## What you will do
[1] Give back the part of the Florence County case summary below that starts at the words "Florence County School" and ends after the words "with the Individuals with Disabilities Education Act.".
[2] In the Florence County case summary below, which court affirmed the District Court's order of reimbursement?

## Page extract

Florence County School Dist. Four v. Carter, 510 U.S. 7 (1993), was a case in which the Supreme Court of the United States held that, in certain circumstances, a court may order that parents be reimbursed for unilaterally withdrawing disabled children from schools that do not comply with the Individuals with Disabilities Education Act.

Background
Parents of a learning-disabled child alleged that the child's public school did not provide appropriate resources, and the parents sought reimbursement for costs they incurred for placing their child in a private school. The United States District Court for the District of South Carolina found that public school's proposed individual education plan violated the Individuals with Disabilities Education Act and that placement with private school was appropriate, and ordered reimbursement. The United States Court of Appeals for the Fourth Circuit affirmed, and United States Supreme Court granted certiorari to resolve a circuit split regarding reimbursement under the Individuals with Disabilities Education Act.

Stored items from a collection
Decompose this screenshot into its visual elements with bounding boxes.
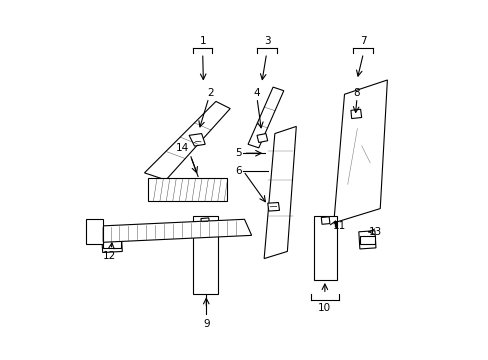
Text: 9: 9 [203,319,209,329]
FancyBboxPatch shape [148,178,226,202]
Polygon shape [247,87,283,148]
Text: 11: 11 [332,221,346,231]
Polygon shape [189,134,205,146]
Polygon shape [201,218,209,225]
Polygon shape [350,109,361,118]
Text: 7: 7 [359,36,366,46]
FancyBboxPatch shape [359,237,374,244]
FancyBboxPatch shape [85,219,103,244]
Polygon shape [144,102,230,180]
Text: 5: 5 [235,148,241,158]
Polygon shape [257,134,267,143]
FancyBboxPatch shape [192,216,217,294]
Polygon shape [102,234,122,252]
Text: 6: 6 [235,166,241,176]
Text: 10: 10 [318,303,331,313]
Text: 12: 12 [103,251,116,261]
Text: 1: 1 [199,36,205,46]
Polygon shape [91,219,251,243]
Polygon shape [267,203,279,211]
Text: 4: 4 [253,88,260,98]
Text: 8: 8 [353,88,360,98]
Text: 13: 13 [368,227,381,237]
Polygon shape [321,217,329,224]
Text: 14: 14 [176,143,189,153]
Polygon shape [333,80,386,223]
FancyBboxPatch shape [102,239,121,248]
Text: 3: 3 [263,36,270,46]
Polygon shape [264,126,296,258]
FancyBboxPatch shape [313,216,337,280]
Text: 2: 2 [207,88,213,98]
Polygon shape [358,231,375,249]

* * *

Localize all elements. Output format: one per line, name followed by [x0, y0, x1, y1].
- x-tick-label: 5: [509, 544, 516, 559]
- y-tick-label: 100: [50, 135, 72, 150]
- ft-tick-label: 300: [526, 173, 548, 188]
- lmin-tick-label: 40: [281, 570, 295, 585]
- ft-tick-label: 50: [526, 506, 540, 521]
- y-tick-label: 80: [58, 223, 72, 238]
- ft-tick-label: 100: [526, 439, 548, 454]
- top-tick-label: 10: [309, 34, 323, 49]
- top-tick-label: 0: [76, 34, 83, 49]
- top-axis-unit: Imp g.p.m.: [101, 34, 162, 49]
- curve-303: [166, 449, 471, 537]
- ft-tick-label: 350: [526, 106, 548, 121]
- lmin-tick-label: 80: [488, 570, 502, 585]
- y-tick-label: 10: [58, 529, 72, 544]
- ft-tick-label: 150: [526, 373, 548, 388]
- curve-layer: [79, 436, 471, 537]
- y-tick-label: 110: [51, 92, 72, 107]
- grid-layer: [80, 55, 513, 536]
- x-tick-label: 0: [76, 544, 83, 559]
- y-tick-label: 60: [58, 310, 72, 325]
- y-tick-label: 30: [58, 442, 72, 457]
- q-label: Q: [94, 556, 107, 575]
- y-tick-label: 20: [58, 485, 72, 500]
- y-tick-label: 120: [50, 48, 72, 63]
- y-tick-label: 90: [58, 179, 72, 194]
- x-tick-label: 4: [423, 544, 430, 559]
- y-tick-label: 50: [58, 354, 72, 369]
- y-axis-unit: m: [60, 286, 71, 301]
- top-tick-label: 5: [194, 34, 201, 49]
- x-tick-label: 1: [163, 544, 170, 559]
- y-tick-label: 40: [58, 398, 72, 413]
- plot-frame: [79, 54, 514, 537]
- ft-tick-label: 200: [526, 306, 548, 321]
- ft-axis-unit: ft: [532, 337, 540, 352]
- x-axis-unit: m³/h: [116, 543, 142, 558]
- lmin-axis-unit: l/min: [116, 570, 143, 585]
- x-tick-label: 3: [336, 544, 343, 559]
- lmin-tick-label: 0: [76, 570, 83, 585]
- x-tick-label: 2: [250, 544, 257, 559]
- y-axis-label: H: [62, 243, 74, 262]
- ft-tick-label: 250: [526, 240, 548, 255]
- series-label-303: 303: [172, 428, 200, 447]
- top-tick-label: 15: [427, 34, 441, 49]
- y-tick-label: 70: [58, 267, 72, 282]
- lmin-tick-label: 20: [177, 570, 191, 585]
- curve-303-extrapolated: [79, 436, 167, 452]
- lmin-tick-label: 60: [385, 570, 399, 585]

---

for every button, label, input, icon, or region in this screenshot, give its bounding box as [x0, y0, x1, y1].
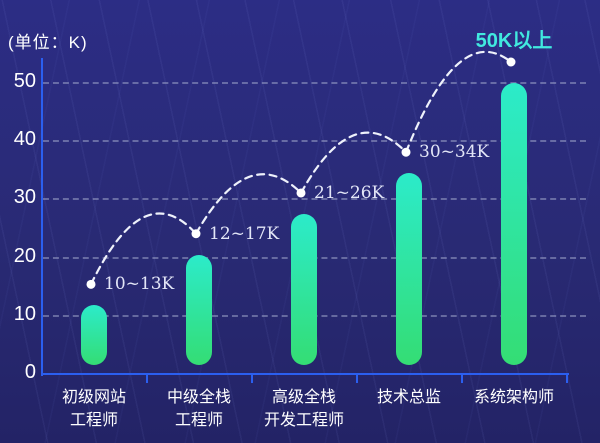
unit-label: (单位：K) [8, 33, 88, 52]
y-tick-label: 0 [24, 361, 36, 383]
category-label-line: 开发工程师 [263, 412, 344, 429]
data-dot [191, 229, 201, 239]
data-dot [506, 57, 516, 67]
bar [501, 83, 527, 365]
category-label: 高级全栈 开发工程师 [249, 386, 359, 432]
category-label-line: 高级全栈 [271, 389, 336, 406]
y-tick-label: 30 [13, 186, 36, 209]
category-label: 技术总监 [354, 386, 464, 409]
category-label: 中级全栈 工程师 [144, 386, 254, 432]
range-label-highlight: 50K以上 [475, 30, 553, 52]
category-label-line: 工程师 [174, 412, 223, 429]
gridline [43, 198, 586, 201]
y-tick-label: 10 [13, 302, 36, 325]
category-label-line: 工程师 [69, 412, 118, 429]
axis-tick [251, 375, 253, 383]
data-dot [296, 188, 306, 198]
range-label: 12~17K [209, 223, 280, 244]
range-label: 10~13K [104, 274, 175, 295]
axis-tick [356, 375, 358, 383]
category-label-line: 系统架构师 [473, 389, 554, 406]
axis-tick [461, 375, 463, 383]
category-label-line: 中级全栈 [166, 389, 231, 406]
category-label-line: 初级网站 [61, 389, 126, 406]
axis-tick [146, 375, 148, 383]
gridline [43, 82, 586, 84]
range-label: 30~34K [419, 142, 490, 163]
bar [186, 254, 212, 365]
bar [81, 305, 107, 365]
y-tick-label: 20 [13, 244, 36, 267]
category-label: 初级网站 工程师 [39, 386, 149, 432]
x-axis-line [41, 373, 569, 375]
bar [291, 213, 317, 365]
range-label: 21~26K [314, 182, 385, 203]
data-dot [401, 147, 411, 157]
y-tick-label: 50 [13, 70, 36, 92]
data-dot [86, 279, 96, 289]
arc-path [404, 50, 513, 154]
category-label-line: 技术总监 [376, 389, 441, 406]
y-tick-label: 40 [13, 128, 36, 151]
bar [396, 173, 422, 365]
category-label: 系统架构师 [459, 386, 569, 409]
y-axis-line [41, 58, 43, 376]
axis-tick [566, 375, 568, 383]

## Exercise responses
[1]
Florence County School Dist. Four v. Carter, 510 U.S. 7 (1993), was a case in which the Supreme Court of the United States held that, in certain circumstances, a court may order that parents be reimbursed for unilaterally withdrawing disabled children from schools that do not comply with the Individuals with Disabilities Education Act.

[2] The United States Court of Appeals for the Fourth Circuit affirmed it.